#### TASK BRIEF
Go through the listing beneath this task and return every line that carries the string "hell".

:: STORED DATA

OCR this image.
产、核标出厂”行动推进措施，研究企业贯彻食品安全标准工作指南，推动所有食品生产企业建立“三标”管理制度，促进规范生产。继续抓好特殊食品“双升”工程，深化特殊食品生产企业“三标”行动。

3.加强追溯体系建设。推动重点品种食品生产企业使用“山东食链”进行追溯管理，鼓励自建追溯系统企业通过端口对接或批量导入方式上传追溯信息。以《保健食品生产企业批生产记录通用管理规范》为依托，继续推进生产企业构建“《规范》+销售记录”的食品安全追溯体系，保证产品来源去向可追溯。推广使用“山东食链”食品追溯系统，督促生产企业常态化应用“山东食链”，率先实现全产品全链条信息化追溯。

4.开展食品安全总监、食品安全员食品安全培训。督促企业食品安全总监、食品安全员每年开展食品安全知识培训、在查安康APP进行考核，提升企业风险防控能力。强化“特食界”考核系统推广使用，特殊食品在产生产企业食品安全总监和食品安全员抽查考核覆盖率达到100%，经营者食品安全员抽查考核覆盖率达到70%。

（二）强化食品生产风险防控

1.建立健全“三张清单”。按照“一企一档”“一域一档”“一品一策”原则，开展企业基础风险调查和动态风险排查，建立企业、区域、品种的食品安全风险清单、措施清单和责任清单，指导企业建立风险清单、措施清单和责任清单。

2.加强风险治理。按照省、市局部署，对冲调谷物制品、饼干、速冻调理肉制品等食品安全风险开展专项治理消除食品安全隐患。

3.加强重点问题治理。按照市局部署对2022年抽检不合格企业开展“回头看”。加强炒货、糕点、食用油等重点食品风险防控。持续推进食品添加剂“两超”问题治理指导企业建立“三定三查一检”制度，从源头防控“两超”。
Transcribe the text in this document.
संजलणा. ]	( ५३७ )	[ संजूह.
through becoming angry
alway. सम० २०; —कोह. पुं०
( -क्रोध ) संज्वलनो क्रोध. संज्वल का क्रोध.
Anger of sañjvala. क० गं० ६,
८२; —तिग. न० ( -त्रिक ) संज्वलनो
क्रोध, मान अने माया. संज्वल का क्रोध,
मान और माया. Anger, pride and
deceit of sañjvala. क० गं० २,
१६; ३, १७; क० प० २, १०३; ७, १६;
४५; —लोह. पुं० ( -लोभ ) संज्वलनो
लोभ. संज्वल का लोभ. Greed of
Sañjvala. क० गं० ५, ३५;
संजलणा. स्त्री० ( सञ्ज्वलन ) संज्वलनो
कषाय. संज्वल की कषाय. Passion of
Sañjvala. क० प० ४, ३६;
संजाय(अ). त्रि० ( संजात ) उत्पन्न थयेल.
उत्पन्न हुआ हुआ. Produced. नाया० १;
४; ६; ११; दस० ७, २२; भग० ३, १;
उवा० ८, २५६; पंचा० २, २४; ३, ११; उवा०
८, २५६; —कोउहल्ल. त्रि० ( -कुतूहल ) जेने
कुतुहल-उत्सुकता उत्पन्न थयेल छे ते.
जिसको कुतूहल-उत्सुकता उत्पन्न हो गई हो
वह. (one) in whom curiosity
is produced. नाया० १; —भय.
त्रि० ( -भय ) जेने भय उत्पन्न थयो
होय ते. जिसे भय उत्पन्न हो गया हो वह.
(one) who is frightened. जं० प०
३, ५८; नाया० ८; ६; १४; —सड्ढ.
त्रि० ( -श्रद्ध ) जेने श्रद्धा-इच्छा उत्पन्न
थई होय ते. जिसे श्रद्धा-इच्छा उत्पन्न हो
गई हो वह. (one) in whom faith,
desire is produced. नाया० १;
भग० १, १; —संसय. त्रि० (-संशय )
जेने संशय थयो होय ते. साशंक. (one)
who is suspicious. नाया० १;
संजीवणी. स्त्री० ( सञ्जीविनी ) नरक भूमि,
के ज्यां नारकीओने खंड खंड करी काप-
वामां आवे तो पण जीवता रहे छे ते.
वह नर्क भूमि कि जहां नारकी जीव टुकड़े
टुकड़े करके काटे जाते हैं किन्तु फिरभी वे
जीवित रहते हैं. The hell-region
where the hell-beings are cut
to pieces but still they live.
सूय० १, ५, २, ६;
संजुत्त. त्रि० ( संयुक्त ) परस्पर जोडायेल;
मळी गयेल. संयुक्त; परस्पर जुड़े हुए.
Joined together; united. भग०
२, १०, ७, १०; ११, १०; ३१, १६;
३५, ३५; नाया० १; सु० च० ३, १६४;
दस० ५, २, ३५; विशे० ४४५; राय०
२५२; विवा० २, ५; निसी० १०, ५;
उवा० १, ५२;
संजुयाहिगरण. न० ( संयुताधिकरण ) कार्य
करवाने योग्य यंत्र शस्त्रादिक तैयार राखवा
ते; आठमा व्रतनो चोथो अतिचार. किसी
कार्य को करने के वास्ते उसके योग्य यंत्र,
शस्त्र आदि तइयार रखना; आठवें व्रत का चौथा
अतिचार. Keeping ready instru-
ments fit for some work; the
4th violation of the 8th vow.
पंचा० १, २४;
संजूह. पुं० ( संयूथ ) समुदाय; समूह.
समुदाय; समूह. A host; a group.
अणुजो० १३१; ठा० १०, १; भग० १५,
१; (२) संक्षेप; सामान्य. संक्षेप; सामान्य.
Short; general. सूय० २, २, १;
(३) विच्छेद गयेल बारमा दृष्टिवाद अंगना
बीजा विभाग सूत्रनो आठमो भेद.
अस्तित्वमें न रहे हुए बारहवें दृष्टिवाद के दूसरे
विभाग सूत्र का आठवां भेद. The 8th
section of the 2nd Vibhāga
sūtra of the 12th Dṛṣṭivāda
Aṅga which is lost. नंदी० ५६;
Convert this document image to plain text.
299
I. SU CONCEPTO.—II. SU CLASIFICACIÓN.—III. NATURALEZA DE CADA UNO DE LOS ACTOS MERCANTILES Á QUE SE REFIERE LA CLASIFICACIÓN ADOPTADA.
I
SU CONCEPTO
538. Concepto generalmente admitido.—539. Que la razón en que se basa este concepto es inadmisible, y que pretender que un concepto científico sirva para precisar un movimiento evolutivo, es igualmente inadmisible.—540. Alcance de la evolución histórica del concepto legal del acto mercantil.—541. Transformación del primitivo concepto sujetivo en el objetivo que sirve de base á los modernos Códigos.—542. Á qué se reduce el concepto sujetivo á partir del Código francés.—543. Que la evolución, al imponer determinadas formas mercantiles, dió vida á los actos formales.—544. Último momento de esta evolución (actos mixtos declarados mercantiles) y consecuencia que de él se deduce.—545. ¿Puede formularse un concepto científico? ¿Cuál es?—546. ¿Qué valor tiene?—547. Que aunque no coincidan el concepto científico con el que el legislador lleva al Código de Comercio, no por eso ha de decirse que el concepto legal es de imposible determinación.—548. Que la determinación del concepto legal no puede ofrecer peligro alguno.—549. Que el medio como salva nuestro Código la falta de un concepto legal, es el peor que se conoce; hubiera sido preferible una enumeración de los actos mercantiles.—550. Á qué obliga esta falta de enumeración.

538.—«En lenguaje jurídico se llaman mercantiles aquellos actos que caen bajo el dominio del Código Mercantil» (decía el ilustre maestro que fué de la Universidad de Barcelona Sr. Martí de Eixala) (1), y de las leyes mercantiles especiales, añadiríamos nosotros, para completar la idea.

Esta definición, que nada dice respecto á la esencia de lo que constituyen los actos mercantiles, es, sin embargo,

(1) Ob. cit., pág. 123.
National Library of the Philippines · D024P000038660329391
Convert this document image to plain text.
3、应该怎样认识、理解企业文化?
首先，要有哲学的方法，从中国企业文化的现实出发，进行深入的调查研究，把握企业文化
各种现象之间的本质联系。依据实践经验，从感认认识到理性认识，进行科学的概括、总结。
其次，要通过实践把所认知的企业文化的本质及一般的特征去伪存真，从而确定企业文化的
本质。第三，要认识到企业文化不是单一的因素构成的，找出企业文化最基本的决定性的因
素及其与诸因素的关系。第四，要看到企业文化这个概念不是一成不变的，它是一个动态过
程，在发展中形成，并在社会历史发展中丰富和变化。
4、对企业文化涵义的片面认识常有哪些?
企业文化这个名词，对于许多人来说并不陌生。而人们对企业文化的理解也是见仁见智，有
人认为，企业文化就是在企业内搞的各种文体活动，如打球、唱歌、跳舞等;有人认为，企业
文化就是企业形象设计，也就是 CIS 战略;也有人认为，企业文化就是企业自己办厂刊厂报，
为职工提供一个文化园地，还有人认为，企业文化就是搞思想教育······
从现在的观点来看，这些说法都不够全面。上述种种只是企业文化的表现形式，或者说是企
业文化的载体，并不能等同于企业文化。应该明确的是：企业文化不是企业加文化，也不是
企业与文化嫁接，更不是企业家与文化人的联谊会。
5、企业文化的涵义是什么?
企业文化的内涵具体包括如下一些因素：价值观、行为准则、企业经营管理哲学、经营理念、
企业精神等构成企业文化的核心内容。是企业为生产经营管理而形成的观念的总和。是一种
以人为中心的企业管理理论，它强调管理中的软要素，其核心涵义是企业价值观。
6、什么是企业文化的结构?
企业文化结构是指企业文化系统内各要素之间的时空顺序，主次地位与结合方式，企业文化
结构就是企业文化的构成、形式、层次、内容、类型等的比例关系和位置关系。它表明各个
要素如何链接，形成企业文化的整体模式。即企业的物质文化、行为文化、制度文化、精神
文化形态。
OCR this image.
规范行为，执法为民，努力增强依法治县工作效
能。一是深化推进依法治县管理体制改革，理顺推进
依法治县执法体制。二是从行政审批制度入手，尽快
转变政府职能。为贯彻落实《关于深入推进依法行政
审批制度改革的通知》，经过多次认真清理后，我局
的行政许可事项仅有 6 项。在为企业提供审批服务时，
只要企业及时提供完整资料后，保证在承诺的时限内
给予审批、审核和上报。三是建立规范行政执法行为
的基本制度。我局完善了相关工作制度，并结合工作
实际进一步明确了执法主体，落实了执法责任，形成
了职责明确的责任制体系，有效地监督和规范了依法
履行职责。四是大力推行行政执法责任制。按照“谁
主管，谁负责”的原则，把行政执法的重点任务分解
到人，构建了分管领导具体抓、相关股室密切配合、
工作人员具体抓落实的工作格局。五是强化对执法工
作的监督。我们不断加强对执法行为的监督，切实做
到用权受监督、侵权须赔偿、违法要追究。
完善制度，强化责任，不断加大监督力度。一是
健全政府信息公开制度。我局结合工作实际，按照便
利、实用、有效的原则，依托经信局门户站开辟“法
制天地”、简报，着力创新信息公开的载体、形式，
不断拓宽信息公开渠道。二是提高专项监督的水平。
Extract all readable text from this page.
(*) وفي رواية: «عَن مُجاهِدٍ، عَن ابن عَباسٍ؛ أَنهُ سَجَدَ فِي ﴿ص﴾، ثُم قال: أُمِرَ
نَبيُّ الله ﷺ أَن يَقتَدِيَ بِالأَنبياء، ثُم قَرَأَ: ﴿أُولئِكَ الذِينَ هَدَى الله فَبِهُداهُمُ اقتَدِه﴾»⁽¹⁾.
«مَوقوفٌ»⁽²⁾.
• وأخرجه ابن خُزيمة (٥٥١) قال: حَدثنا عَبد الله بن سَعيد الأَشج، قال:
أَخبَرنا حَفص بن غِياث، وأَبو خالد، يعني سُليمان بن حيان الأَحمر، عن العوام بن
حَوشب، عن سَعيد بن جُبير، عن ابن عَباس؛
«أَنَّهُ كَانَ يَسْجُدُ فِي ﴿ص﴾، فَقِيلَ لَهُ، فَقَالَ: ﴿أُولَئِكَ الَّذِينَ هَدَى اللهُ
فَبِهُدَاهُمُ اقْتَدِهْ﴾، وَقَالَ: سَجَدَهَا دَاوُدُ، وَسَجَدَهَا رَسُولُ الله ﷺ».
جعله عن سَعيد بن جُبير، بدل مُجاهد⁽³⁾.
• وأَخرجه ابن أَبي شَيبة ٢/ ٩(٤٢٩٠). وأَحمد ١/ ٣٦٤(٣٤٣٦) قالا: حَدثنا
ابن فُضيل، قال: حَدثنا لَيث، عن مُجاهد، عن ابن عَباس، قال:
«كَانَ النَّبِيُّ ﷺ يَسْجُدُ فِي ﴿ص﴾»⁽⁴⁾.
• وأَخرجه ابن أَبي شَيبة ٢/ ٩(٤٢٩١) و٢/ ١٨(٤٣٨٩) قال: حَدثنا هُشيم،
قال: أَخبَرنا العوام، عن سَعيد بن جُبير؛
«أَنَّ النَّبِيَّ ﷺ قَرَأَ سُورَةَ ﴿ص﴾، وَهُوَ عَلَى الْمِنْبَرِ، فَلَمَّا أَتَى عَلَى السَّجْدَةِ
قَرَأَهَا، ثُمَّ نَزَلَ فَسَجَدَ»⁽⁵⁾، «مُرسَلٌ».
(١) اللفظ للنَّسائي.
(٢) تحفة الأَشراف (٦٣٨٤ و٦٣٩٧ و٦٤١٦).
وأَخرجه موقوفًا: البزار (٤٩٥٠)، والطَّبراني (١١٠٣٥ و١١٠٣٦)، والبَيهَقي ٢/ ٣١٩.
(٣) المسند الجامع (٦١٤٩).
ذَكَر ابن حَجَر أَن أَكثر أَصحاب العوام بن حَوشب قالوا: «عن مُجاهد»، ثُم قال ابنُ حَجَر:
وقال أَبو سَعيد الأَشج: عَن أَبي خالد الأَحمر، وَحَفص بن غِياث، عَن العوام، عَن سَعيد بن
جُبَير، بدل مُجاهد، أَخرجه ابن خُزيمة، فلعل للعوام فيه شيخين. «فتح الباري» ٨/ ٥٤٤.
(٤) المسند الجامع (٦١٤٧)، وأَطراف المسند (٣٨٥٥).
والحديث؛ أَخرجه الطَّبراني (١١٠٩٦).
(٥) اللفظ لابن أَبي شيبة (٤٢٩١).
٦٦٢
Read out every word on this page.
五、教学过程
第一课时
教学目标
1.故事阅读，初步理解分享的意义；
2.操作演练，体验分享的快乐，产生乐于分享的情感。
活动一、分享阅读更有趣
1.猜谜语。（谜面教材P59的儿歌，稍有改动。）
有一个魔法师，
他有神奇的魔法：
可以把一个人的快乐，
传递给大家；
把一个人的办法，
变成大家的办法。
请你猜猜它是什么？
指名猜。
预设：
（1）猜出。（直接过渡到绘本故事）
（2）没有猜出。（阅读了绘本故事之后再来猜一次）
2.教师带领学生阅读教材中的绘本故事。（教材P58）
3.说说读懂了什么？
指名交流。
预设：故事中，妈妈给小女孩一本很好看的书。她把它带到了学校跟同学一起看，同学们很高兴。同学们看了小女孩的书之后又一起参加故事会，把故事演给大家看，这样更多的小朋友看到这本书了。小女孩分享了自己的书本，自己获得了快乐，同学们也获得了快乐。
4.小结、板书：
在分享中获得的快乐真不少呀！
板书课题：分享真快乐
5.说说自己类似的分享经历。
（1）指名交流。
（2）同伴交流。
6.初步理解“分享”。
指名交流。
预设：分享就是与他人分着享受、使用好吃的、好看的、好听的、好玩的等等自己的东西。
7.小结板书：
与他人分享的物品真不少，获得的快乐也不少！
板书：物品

::::

#### FULL OUTPUT
जीवित रहते हैं. The hell-region
where the hell-beings are cut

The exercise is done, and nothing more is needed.